(Extracted data entries)

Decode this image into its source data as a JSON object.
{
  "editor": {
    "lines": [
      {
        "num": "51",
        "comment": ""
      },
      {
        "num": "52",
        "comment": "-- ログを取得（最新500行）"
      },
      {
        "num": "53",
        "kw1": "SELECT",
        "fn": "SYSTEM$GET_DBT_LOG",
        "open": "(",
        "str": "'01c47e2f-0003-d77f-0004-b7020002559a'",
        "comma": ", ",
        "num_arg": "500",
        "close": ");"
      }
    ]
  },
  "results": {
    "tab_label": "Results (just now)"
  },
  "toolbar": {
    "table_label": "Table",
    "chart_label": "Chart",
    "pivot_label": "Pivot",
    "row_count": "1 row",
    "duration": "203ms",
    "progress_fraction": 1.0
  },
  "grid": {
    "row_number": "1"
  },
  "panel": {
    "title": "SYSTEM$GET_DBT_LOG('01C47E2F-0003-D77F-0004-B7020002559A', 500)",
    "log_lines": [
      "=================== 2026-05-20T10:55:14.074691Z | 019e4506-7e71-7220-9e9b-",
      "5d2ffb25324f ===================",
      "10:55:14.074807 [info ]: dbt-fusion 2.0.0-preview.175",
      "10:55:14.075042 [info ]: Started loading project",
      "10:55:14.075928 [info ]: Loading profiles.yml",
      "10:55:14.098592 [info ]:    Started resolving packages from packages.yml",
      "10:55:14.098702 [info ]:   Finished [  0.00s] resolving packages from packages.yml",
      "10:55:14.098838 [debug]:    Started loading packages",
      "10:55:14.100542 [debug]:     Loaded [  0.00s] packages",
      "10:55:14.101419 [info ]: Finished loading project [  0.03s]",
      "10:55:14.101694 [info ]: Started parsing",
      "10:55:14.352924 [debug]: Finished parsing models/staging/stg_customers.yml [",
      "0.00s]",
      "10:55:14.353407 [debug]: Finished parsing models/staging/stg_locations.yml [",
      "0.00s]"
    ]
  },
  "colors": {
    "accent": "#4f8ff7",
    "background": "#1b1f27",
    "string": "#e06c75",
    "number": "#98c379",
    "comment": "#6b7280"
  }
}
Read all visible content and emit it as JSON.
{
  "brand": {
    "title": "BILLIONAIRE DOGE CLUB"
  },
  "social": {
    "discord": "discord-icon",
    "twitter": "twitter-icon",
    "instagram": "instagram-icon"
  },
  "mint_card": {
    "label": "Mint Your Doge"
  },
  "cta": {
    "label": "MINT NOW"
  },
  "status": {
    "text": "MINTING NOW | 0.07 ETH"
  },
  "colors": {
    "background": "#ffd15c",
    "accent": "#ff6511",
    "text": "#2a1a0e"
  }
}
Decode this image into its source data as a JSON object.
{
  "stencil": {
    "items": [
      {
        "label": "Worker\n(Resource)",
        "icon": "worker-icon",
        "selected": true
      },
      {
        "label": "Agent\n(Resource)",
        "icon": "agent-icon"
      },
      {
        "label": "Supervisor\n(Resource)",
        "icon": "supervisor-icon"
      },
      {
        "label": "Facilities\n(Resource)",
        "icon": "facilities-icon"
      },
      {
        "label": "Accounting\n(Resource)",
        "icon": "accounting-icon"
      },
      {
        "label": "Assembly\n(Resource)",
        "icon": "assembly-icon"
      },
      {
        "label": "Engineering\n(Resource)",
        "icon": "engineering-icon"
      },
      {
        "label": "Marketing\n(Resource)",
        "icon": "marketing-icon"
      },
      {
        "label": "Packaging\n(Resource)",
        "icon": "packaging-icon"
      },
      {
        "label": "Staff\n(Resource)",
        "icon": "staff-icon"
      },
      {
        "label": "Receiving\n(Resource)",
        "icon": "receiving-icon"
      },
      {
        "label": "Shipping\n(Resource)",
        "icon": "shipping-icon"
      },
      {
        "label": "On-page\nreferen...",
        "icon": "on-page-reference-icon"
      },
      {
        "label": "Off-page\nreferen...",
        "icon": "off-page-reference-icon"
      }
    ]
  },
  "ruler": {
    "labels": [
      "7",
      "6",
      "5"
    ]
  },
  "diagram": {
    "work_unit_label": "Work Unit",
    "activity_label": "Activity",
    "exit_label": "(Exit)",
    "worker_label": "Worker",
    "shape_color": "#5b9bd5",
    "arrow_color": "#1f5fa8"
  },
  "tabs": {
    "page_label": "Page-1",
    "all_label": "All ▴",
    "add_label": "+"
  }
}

**INSTRUCTIONS FOR THE TASK**
Reproduce all data above, unchanged.

**RIGHT ANSWER**
Decode this image into its source data as a JSON object.
{
  "editor": {
    "lines": [
      {
        "num": "51",
        "comment": ""
      },
      {
        "num": "52",
        "comment": "-- ログを取得（最新500行）"
      },
      {
        "num": "53",
        "kw1": "SELECT",
        "fn": "SYSTEM$GET_DBT_LOG",
        "open": "(",
        "str": "'01c47e2f-0003-d77f-0004-b7020002559a'",
        "comma": ", ",
        "num_arg": "500",
        "close": ");"
      }
    ]
  },
  "results": {
    "tab_label": "Results (just now)"
  },
  "toolbar": {
    "table_label": "Table",
    "chart_label": "Chart",
    "pivot_label": "Pivot",
    "row_count": "1 row",
    "duration": "203ms",
    "progress_fraction": 1.0
  },
  "grid": {
    "row_number": "1"
  },
  "panel": {
    "title": "SYSTEM$GET_DBT_LOG('01C47E2F-0003-D77F-0004-B7020002559A', 500)",
    "log_lines": [
      "=================== 2026-05-20T10:55:14.074691Z | 019e4506-7e71-7220-9e9b-",
      "5d2ffb25324f ===================",
      "10:55:14.074807 [info ]: dbt-fusion 2.0.0-preview.175",
      "10:55:14.075042 [info ]: Started loading project",
      "10:55:14.075928 [info ]: Loading profiles.yml",
      "10:55:14.098592 [info ]:    Started resolving packages from packages.yml",
      "10:55:14.098702 [info ]:   Finished [  0.00s] resolving packages from packages.yml",
      "10:55:14.098838 [debug]:    Started loading packages",
      "10:55:14.100542 [debug]:     Loaded [  0.00s] packages",
      "10:55:14.101419 [info ]: Finished loading project [  0.03s]",
      "10:55:14.101694 [info ]: Started parsing",
      "10:55:14.352924 [debug]: Finished parsing models/staging/stg_customers.yml [",
      "0.00s]",
      "10:55:14.353407 [debug]: Finished parsing models/staging/stg_locations.yml [",
      "0.00s]"
    ]
  },
  "colors": {
    "accent": "#4f8ff7",
    "background": "#1b1f27",
    "string": "#e06c75",
    "number": "#98c379",
    "comment": "#6b7280"
  }
}
Read all visible content and emit it as JSON.
{
  "brand": {
    "title": "BILLIONAIRE DOGE CLUB"
  },
  "social": {
    "discord": "discord-icon",
    "twitter": "twitter-icon",
    "instagram": "instagram-icon"
  },
  "mint_card": {
    "label": "Mint Your Doge"
  },
  "cta": {
    "label": "MINT NOW"
  },
  "status": {
    "text": "MINTING NOW | 0.07 ETH"
  },
  "colors": {
    "background": "#ffd15c",
    "accent": "#ff6511",
    "text": "#2a1a0e"
  }
}
Decode this image into its source data as a JSON object.
{
  "stencil": {
    "items": [
      {
        "label": "Worker\n(Resource)",
        "icon": "worker-icon",
        "selected": true
      },
      {
        "label": "Agent\n(Resource)",
        "icon": "agent-icon"
      },
      {
        "label": "Supervisor\n(Resource)",
        "icon": "supervisor-icon"
      },
      {
        "label": "Facilities\n(Resource)",
        "icon": "facilities-icon"
      },
      {
        "label": "Accounting\n(Resource)",
        "icon": "accounting-icon"
      },
      {
        "label": "Assembly\n(Resource)",
        "icon": "assembly-icon"
      },
      {
        "label": "Engineering\n(Resource)",
        "icon": "engineering-icon"
      },
      {
        "label": "Marketing\n(Resource)",
        "icon": "marketing-icon"
      },
      {
        "label": "Packaging\n(Resource)",
        "icon": "packaging-icon"
      },
      {
        "label": "Staff\n(Resource)",
        "icon": "staff-icon"
      },
      {
        "label": "Receiving\n(Resource)",
        "icon": "receiving-icon"
      },
      {
        "label": "Shipping\n(Resource)",
        "icon": "shipping-icon"
      },
      {
        "label": "On-page\nreferen...",
        "icon": "on-page-reference-icon"
      },
      {
        "label": "Off-page\nreferen...",
        "icon": "off-page-reference-icon"
      }
    ]
  },
  "ruler": {
    "labels": [
      "7",
      "6",
      "5"
    ]
  },
  "diagram": {
    "work_unit_label": "Work Unit",
    "activity_label": "Activity",
    "exit_label": "(Exit)",
    "worker_label": "Worker",
    "shape_color": "#5b9bd5",
    "arrow_color": "#1f5fa8"
  },
  "tabs": {
    "page_label": "Page-1",
    "all_label": "All ▴",
    "add_label": "+"
  }
}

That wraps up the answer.